> YOUR GOAL: List each line of the data that holds the string "this".

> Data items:
* START *

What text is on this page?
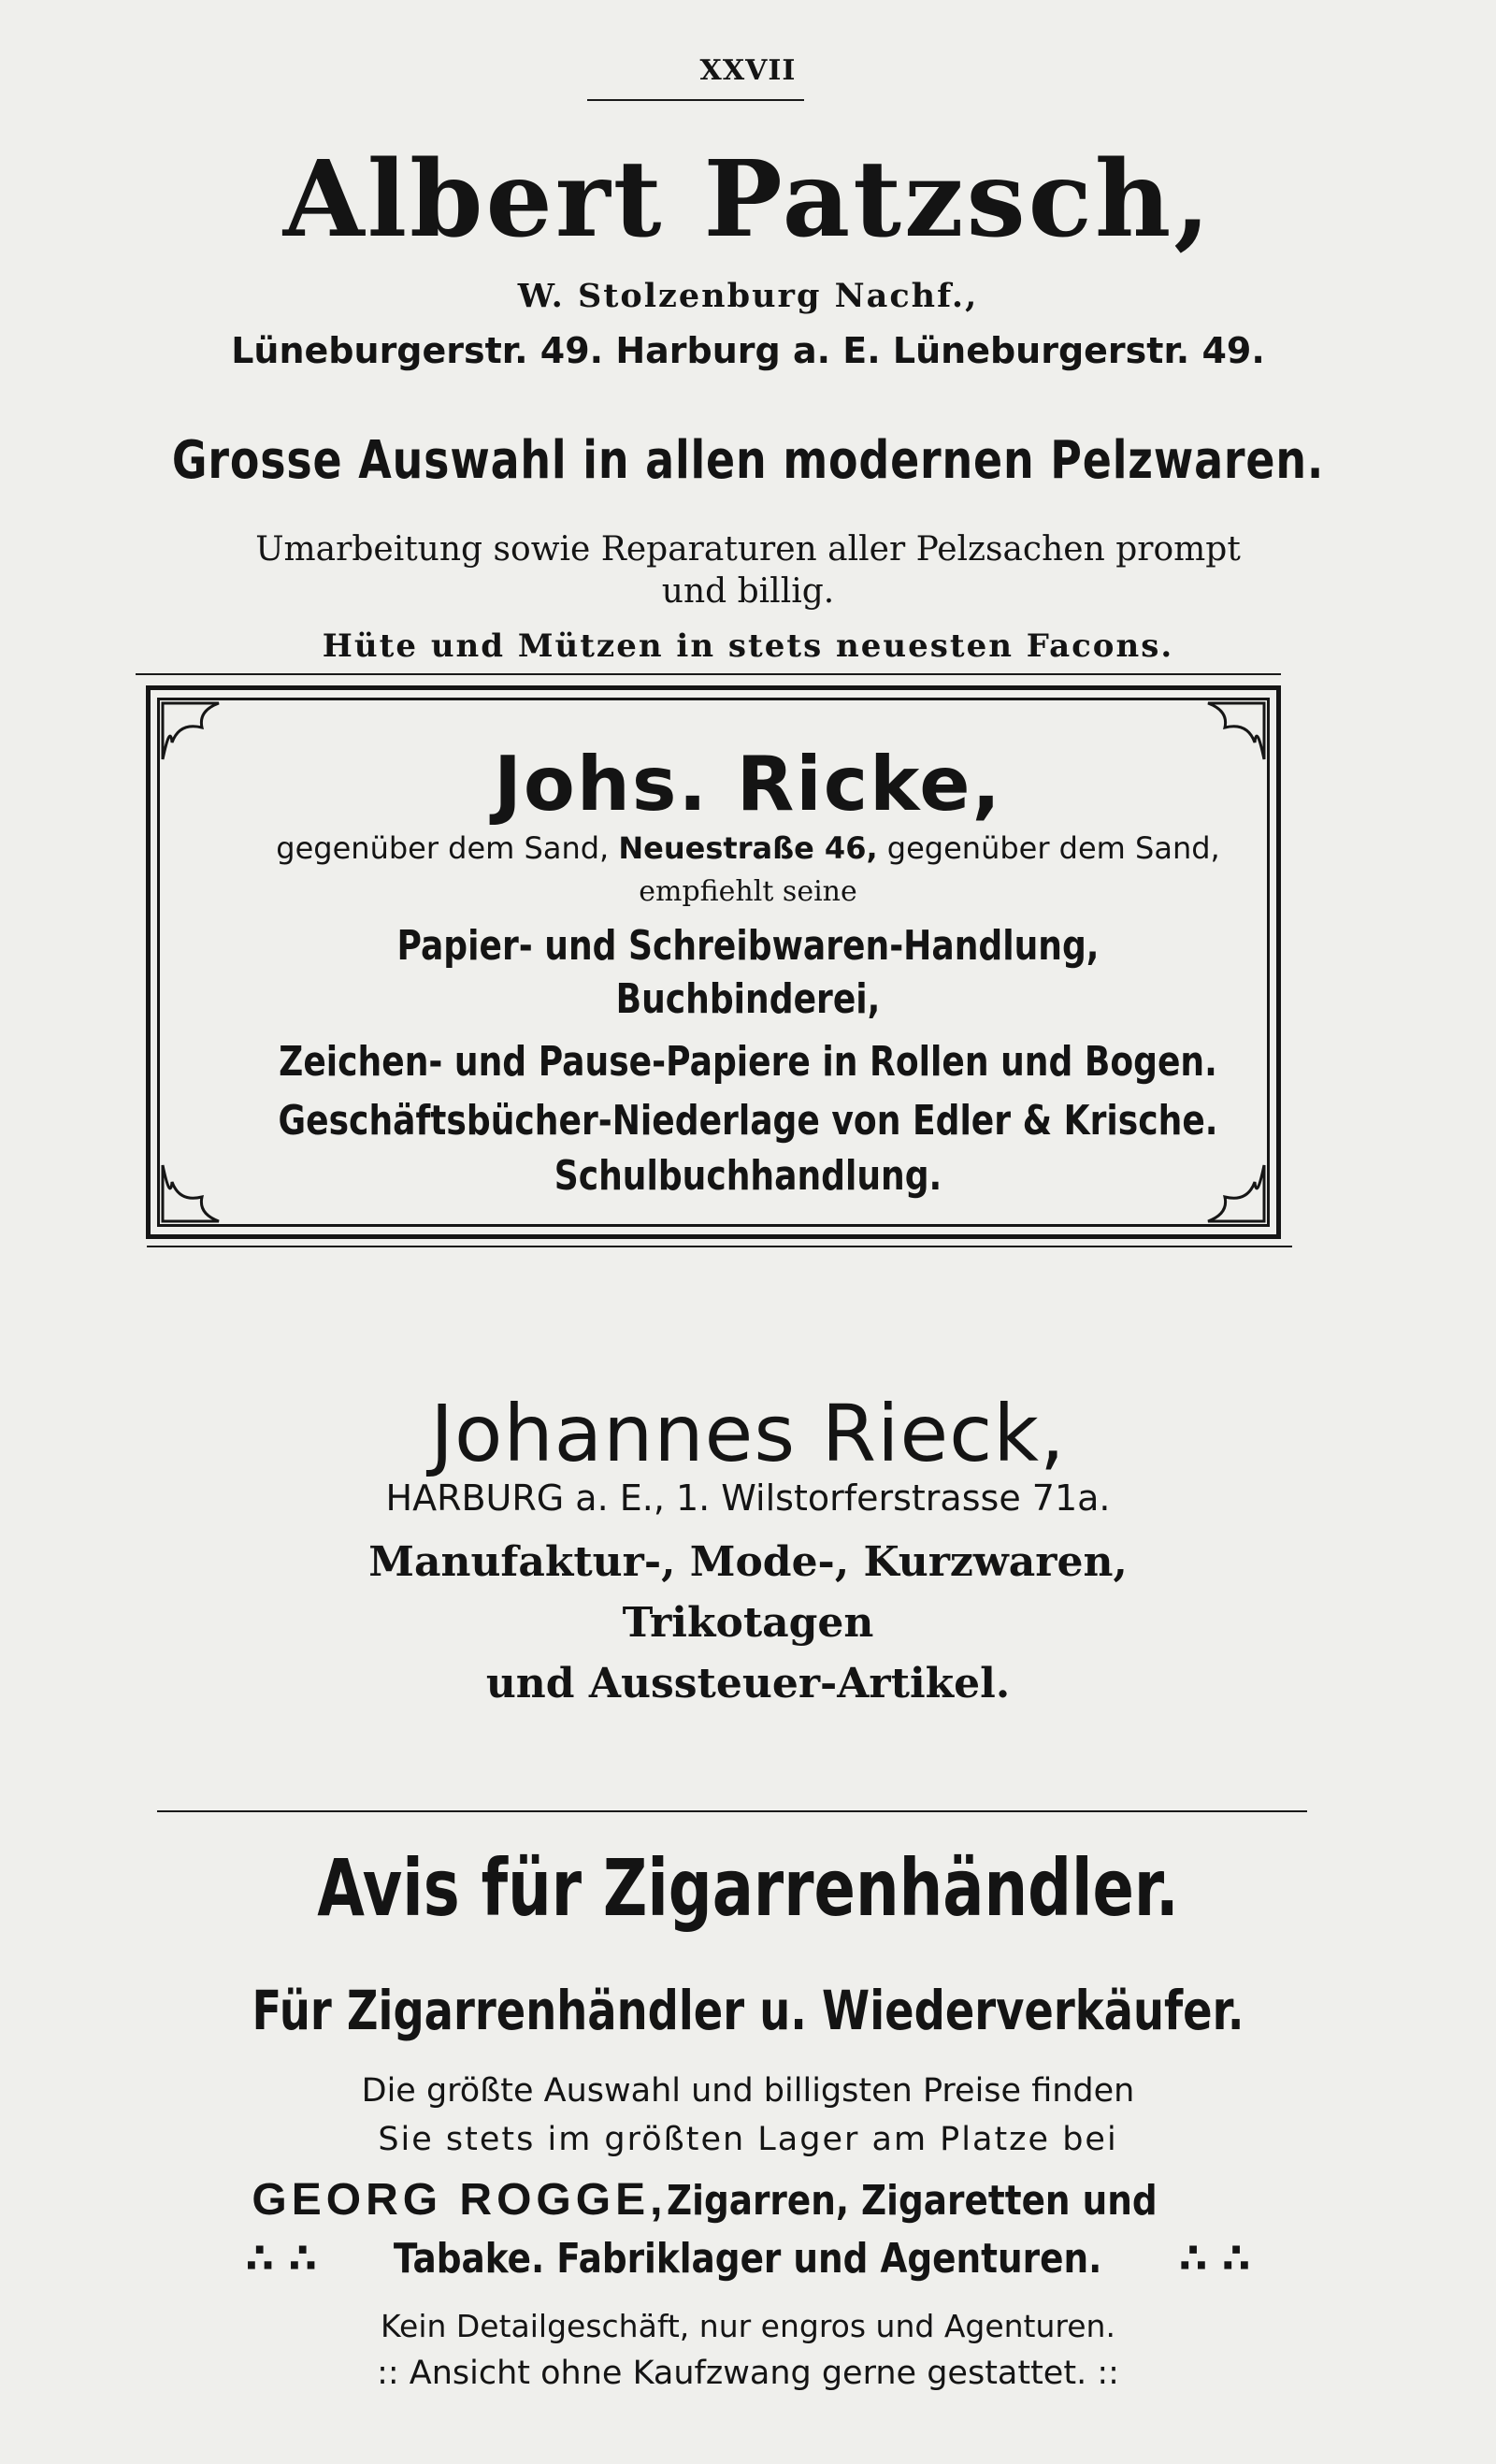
XXVII
Albert Patzsch,
W. Stolzenburg Nachf.,
Lüneburgerstr. 49. Harburg a. E. Lüneburgerstr. 49.
Grosse Auswahl in allen modernen Pelzwaren.
Umarbeitung sowie Reparaturen aller Pelzsachen prompt
und billig.
Hüte und Mützen in stets neuesten Facons.
Johs. Ricke,
gegenüber dem Sand, Neuestraße 46, gegenüber dem Sand,
empfiehlt seine
Papier- und Schreibwaren-Handlung,
Buchbinderei,
Zeichen- und Pause-Papiere in Rollen und Bogen.
Geschäftsbücher-Niederlage von Edler & Krische.
Schulbuchhandlung.
Johannes Rieck,
HARBURG a. E., 1. Wilstorferstrasse 71a.
Manufaktur-, Mode-, Kurzwaren,
Trikotagen
und Aussteuer-Artikel.
Avis für Zigarrenhändler.
Für Zigarrenhändler u. Wiederverkäufer.
Die größte Auswahl und billigsten Preise finden
Sie stets im größten Lager am Platze bei
GEORG ROGGE,Zigarren, Zigaretten und
∴ ∴ Tabake. Fabriklager und Agenturen. ∴ ∴
Kein Detailgeschäft, nur engros und Agenturen.
:: Ansicht ohne Kaufzwang gerne gestattet. ::
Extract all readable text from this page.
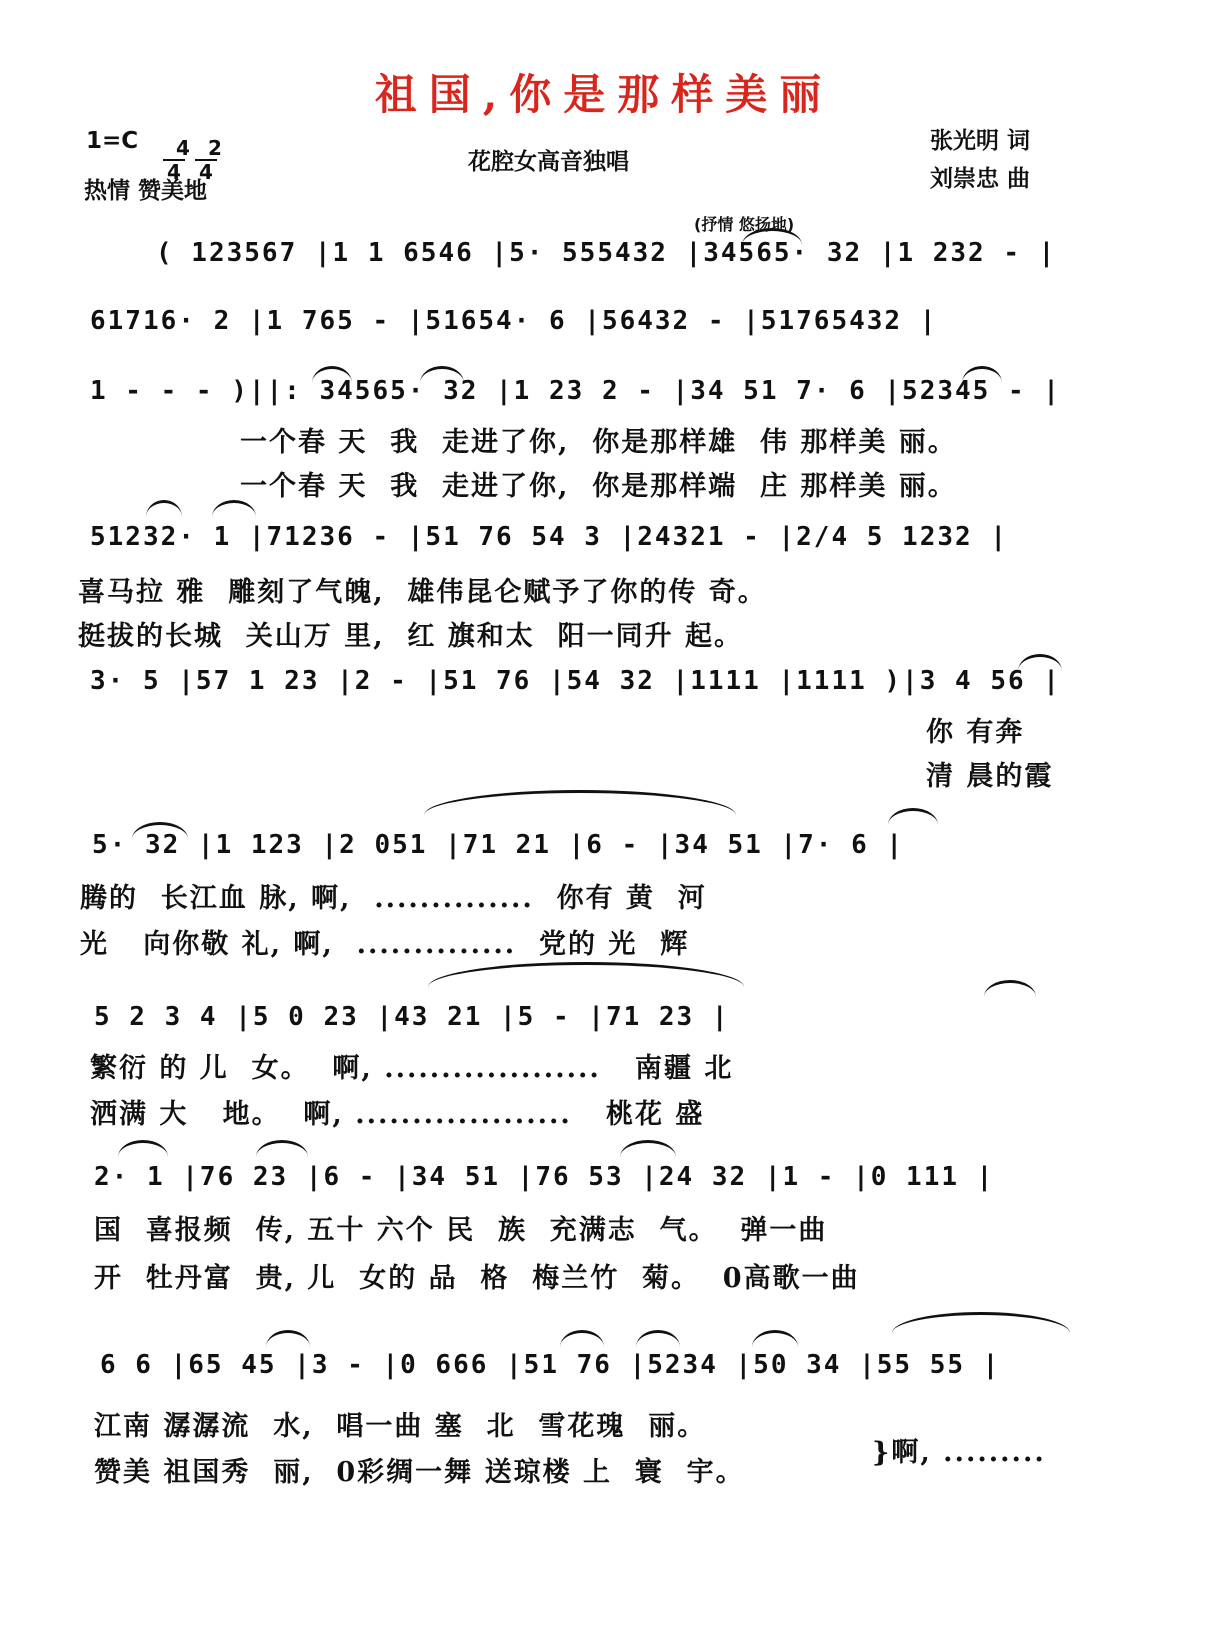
祖国,你是那样美丽
1=C	4
4

2
4

热情 赞美地
花腔女高音独唱
张光明 词
刘崇忠 曲
(抒情 悠扬地)
( 123567 |1 1 6546 |5· 555432 |34565· 32 |1 232 - |
61716· 2 |1 765 - |51654· 6 |56432 - |51765432 |
1 - - - )||: 34565· 32 |1 23 2 - |34 51 7· 6 |52345 - |
一个春 天  我  走进了你,  你是那样雄  伟 那样美 丽。
一个春 天  我  走进了你,  你是那样端  庄 那样美 丽。
51232· 1 |71236 - |51 76 54 3 |24321 - |2/4 5 1232 |
喜马拉 雅  雕刻了气魄,  雄伟昆仑赋予了你的传 奇。
挺拔的长城  关山万 里,  红 旗和太  阳一同升 起。
3· 5 |57 1 23 |2 - |51 76 |54 32 |1111 |1111 )|3 4 56 |
你 有奔
清 晨的霞
5· 32 |1 123 |2 051 |71 21 |6 - |34 51 |7· 6 |
腾的  长江血 脉, 啊,  ..............  你有 黄  河
光   向你敬 礼, 啊,  ..............  党的 光  辉
5 2 3 4 |5 0 23 |43 21 |5 - |71 23 |
繁衍 的 儿  女。  啊, ...................   南疆 北
洒满 大   地。  啊, ...................   桃花 盛
2· 1 |76 23 |6 - |34 51 |76 53 |24 32 |1 - |0 111 |
国  喜报频  传, 五十 六个 民  族  充满志  气。  弹一曲
开  牡丹富  贵, 儿  女的 品  格  梅兰竹  菊。  0高歌一曲
6 6 |65 45 |3 - |0 666 |51 76 |5234 |50 34 |55 55 |
江南 潺潺流  水,  唱一曲 塞  北  雪花瑰  丽。
赞美 祖国秀  丽,  0彩绸一舞 送琼楼 上  寰  宇。
}啊, .........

* END *

> SOLVED PROBLEM:
What text is on this page?
Extract all readable text from this page.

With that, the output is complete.